Job
Could you copy out, word for word, only the lines starting at the one containing "Segment this screenshot: for" and ending at the one containing "1138, 1118, 1357]", with both of those included?

Supplied records

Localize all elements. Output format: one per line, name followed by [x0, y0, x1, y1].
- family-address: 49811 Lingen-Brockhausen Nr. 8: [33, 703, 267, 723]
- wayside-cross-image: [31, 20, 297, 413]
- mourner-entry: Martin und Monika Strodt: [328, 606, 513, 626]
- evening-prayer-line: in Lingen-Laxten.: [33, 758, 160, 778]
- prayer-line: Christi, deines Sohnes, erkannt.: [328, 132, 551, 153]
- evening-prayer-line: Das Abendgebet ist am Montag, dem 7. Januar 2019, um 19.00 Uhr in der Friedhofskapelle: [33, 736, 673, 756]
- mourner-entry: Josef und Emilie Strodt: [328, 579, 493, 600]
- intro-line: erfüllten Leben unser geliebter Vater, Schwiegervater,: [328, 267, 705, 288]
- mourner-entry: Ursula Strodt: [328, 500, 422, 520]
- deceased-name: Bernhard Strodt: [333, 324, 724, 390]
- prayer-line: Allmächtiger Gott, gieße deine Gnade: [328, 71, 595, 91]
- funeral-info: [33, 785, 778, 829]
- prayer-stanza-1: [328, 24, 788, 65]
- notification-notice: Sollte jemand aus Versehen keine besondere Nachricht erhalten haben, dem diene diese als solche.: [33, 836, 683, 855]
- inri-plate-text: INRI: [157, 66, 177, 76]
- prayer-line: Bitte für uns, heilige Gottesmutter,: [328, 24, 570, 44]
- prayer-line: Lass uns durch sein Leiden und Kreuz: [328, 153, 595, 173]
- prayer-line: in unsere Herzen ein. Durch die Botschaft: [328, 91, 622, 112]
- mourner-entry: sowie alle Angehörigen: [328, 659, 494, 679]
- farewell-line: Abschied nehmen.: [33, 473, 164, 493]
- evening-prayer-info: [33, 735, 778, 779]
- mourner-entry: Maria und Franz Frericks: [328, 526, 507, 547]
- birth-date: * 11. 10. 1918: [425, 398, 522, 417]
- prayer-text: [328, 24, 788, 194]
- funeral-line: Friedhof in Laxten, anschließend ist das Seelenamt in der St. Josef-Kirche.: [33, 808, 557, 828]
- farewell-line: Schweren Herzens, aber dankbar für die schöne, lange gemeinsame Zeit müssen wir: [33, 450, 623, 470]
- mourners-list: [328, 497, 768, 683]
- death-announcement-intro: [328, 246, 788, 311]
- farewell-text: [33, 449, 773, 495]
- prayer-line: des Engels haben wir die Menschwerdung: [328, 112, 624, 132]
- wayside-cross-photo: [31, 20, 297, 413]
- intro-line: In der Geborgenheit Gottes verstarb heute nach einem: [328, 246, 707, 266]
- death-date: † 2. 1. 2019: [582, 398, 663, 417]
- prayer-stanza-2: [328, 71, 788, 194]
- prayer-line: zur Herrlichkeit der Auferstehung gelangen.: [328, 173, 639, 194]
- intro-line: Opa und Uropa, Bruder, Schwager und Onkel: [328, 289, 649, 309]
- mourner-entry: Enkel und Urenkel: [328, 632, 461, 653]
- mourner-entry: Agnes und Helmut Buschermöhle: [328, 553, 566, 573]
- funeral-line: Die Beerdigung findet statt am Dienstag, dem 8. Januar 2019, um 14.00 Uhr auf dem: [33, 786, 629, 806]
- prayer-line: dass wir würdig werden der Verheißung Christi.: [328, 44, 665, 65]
--
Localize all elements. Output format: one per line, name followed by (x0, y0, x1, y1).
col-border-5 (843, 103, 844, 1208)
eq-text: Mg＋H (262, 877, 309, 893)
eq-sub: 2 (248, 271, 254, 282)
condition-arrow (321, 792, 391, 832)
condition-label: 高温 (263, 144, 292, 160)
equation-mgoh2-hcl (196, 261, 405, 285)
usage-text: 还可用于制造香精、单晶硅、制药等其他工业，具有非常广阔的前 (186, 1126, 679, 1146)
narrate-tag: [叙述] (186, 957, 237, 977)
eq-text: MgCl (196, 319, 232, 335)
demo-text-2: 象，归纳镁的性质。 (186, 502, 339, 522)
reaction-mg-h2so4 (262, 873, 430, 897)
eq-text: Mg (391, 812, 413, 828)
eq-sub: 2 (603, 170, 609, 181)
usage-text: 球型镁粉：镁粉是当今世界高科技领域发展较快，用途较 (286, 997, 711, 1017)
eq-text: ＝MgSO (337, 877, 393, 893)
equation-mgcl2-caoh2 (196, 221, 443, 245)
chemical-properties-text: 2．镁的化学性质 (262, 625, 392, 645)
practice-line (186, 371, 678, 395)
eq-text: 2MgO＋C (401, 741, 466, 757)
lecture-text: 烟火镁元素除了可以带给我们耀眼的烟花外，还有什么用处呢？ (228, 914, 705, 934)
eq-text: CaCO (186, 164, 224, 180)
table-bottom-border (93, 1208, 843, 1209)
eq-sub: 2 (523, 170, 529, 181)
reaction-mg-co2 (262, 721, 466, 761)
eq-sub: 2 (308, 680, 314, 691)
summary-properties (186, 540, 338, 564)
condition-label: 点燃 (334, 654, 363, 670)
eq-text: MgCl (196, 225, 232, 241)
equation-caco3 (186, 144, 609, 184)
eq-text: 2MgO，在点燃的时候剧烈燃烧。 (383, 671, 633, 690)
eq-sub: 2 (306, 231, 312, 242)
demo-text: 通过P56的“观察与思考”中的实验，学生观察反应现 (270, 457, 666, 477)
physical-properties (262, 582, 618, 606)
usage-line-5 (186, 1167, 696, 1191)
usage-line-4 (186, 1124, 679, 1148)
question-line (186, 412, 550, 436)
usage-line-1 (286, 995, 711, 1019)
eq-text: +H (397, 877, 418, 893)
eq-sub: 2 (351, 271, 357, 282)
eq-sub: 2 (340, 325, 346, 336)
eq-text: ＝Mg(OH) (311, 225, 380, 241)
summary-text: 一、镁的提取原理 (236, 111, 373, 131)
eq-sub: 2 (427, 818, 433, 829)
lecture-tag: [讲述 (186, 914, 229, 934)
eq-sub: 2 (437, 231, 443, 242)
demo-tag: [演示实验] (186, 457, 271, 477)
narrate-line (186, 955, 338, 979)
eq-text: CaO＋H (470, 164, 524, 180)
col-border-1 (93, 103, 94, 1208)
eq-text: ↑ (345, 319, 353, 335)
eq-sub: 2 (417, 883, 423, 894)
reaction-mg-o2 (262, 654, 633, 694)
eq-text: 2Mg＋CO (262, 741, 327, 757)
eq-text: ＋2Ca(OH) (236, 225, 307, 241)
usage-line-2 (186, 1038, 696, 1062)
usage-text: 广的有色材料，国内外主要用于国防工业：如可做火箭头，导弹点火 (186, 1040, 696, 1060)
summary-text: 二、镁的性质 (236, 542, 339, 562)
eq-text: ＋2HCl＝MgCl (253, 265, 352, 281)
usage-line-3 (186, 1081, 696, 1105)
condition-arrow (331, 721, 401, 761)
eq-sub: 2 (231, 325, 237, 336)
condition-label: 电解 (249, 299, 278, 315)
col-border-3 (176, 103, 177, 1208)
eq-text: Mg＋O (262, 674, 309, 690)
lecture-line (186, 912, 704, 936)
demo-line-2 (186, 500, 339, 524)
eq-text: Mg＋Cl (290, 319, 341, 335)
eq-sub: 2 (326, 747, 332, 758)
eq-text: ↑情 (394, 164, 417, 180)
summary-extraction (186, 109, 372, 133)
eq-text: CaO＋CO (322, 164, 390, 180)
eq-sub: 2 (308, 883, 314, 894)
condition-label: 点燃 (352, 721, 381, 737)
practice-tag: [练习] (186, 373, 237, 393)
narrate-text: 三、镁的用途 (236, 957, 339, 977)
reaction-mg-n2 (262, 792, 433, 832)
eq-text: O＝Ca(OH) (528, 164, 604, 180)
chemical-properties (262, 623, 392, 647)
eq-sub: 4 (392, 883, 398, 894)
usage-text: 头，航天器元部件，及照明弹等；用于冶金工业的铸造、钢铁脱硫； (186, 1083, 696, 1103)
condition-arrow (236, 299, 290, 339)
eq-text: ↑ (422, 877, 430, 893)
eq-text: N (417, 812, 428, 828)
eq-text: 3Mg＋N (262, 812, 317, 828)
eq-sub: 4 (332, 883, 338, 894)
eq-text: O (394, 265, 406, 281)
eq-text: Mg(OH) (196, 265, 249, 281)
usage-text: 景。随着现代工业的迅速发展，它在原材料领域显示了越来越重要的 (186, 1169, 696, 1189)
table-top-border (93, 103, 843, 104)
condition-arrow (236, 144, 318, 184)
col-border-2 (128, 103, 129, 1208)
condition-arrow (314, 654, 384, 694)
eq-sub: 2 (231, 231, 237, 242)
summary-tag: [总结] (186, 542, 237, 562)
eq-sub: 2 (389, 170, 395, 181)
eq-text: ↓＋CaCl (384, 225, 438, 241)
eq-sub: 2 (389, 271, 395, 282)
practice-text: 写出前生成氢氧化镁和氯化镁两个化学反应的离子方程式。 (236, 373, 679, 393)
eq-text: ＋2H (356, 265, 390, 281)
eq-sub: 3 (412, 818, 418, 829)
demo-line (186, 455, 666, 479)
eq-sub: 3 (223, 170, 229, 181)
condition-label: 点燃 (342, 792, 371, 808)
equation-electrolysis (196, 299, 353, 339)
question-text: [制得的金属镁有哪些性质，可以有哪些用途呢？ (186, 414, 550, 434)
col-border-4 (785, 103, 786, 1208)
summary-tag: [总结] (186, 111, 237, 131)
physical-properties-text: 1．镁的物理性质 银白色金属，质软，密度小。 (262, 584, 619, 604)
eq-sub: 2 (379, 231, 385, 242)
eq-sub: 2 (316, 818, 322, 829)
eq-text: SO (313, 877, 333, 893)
---
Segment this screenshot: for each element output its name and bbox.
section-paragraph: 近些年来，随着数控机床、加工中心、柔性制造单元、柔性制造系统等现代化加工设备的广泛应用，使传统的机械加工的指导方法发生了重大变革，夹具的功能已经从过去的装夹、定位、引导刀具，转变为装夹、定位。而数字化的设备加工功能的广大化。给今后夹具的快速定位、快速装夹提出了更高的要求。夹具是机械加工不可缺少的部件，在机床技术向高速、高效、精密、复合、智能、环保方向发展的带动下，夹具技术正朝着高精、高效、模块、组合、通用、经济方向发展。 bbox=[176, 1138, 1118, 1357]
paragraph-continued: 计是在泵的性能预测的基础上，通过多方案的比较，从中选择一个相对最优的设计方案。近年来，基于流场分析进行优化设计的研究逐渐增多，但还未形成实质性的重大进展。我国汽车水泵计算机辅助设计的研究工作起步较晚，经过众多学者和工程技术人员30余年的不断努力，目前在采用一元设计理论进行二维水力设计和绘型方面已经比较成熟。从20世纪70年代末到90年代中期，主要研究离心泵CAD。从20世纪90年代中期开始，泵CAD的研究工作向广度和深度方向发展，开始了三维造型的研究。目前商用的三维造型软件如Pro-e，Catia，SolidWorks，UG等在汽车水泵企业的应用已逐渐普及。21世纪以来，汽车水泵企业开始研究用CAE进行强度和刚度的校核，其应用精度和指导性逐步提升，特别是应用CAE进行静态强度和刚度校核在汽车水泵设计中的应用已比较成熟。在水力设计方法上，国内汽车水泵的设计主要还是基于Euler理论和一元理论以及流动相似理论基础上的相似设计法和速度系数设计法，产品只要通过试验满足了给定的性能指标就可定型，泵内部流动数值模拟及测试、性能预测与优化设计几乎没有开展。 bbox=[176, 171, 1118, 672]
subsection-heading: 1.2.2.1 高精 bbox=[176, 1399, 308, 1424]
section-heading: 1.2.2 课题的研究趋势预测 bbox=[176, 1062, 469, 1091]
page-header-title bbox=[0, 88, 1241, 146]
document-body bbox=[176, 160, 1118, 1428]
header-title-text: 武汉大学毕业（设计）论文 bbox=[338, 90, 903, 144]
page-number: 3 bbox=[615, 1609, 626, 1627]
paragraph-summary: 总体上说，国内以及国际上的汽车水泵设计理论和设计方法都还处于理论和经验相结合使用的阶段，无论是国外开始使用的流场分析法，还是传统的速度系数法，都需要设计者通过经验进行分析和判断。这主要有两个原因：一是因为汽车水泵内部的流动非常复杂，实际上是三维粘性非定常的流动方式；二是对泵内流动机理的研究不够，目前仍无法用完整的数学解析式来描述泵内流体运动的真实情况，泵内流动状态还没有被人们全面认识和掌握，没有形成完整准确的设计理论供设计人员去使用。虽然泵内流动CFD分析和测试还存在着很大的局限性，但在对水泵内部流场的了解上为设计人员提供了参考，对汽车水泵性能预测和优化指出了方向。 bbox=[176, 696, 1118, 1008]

Answer to the problem
Segment this screenshot: for each element output its name and bbox.
section-paragraph: 近些年来，随着数控机床、加工中心、柔性制造单元、柔性制造系统等现代化加工设备的广泛应用，使传统的机械加工的指导方法发生了重大变革，夹具的功能已经从过去的装夹、定位、引导刀具，转变为装夹、定位。而数字化的设备加工功能的广大化。给今后夹具的快速定位、快速装夹提出了更高的要求。夹具是机械加工不可缺少的部件，在机床技术向高速、高效、精密、复合、智能、环保方向发展的带动下，夹具技术正朝着高精、高效、模块、组合、通用、经济方向发展。 bbox=[176, 1138, 1118, 1357]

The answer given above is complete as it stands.